* The input *
^^^^^^^^^^^^^^^^

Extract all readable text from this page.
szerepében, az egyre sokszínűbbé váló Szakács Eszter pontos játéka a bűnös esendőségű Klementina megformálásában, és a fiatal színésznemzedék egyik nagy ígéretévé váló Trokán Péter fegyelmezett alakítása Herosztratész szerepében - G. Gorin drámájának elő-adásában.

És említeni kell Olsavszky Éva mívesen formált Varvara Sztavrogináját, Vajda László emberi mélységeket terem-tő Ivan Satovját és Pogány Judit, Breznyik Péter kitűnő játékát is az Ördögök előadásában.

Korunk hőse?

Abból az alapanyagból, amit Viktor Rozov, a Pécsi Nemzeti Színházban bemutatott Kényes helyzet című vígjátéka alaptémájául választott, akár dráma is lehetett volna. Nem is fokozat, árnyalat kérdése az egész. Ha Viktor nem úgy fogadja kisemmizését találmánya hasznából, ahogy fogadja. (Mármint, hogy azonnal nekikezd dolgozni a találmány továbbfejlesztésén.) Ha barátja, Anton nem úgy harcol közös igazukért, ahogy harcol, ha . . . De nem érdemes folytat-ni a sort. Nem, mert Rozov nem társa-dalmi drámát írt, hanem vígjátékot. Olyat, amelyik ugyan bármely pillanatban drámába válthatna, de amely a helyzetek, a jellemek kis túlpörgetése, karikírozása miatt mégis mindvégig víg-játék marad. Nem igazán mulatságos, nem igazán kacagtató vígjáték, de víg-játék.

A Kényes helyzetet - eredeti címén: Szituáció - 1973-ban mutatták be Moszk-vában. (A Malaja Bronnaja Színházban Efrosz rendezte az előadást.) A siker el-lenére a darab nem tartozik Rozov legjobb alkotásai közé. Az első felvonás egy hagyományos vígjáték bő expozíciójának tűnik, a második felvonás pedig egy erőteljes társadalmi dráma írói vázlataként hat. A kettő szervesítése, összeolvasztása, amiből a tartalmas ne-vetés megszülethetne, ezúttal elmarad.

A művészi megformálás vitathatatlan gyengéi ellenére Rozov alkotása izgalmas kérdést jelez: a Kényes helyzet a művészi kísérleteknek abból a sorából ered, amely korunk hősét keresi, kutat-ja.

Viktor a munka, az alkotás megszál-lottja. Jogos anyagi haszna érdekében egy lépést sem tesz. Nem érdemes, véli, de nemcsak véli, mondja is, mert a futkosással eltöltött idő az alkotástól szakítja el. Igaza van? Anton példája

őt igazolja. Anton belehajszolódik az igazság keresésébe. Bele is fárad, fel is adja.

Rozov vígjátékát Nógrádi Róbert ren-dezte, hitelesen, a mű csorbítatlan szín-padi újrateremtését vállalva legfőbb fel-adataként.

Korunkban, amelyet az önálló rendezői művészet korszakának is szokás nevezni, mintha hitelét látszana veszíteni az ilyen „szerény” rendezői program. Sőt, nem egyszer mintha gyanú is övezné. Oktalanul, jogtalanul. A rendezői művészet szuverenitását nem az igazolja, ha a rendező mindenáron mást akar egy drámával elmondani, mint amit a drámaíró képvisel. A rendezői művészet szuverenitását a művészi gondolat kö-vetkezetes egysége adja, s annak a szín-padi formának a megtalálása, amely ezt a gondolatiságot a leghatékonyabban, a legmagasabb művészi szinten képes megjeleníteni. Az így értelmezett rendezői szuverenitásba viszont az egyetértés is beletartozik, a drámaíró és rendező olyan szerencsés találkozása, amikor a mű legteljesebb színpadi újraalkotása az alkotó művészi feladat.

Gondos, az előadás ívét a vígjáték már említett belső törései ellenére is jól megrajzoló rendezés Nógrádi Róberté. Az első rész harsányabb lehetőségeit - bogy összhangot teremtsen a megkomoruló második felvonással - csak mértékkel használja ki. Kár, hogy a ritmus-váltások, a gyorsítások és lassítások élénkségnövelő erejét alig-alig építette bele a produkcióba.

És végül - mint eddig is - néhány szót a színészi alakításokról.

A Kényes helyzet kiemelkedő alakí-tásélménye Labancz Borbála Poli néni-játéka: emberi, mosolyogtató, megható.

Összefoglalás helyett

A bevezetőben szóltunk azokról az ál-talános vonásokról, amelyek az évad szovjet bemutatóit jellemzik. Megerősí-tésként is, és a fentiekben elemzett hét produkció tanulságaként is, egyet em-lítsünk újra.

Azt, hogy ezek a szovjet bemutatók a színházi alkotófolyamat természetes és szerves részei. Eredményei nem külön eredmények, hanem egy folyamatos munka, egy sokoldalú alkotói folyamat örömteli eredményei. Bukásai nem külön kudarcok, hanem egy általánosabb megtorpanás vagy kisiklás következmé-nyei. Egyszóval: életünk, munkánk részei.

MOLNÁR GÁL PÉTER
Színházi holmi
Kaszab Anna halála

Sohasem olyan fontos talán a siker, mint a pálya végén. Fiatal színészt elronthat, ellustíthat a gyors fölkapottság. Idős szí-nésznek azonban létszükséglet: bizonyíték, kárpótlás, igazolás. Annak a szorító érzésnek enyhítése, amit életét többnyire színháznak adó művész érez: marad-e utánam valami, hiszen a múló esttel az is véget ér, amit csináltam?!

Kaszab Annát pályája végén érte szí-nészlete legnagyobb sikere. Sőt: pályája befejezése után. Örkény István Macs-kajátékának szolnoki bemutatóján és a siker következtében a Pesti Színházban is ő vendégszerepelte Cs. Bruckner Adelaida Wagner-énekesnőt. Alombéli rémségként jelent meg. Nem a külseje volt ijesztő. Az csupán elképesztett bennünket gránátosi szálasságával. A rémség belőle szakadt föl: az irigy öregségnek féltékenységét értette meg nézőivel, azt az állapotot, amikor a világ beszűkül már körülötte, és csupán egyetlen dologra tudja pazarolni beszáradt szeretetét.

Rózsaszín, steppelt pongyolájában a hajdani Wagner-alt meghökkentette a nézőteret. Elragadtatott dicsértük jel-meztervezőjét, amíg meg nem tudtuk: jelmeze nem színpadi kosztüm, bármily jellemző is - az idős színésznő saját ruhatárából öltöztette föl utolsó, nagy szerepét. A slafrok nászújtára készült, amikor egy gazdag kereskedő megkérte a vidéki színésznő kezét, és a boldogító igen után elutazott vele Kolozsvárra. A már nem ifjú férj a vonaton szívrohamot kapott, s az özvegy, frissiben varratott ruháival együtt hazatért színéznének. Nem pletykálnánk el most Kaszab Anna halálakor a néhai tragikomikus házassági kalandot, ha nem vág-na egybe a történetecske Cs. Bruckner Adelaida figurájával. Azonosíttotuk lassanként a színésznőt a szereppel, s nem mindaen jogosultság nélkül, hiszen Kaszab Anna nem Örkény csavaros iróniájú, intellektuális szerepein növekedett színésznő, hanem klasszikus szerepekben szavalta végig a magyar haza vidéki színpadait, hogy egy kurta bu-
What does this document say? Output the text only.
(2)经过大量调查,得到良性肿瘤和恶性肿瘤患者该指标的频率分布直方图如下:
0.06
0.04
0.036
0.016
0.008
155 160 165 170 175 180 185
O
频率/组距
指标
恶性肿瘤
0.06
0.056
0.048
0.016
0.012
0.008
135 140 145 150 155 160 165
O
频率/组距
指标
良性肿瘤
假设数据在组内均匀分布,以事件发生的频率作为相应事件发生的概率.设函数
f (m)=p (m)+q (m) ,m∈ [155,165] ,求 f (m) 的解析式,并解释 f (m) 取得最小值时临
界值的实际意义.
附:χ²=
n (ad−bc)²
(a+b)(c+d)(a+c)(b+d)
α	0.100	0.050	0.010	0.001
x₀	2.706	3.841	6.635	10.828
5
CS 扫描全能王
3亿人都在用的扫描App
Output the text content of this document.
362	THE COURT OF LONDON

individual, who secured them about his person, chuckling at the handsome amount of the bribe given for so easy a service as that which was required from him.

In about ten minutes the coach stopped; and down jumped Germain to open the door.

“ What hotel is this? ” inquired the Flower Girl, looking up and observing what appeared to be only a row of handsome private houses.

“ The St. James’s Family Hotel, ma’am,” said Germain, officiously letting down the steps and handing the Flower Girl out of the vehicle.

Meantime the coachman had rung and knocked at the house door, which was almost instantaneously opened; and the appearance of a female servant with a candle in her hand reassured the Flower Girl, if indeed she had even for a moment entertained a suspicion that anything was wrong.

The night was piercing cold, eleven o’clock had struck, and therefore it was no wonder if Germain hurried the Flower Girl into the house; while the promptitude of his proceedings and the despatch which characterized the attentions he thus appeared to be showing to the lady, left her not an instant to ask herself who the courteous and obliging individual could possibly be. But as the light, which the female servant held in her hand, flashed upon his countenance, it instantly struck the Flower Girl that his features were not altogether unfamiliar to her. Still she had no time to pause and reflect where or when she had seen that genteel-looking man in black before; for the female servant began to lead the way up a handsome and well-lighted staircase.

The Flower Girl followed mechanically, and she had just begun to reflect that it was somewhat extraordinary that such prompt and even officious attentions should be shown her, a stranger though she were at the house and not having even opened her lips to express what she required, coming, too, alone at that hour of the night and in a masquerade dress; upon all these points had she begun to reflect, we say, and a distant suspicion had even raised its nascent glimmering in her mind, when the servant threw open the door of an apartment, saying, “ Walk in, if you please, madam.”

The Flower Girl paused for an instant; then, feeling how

^^^^^^^^^^^^^^^^

* Exercise *
Scan the listing above for the word "érdemes" and show each line where it is found.

* Final result *
Abból az alapanyagból, amit Viktor Rozov, a Pécsi Nemzeti Színházban bemutatott Kényes helyzet című vígjátéka alaptémájául választott, akár dráma is lehetett volna. Nem is fokozat, árnyalat kérdése az egész. Ha Viktor nem úgy fogadja kisemmizését találmánya hasznából, ahogy fogadja. (Mármint, hogy azonnal nekikezd dolgozni a találmány továbbfejlesztésén.) Ha barátja, Anton nem úgy harcol közös igazukért, ahogy harcol, ha . . . De nem érdemes folytat-ni a sort. Nem, mert Rozov nem társa-dalmi drámát írt, hanem vígjátékot. Olyat, amelyik ugyan bármely pillanatban drámába válthatna, de amely a helyzetek, a jellemek kis túlpörgetése, karikírozása miatt mégis mindvégig víg-játék marad. Nem igazán mulatságos, nem igazán kacagtató vígjáték, de víg-játék.
Viktor a munka, az alkotás megszál-lottja. Jogos anyagi haszna érdekében egy lépést sem tesz. Nem érdemes, véli, de nemcsak véli, mondja is, mert a futkosással eltöltött idő az alkotástól szakítja el. Igaza van? Anton példája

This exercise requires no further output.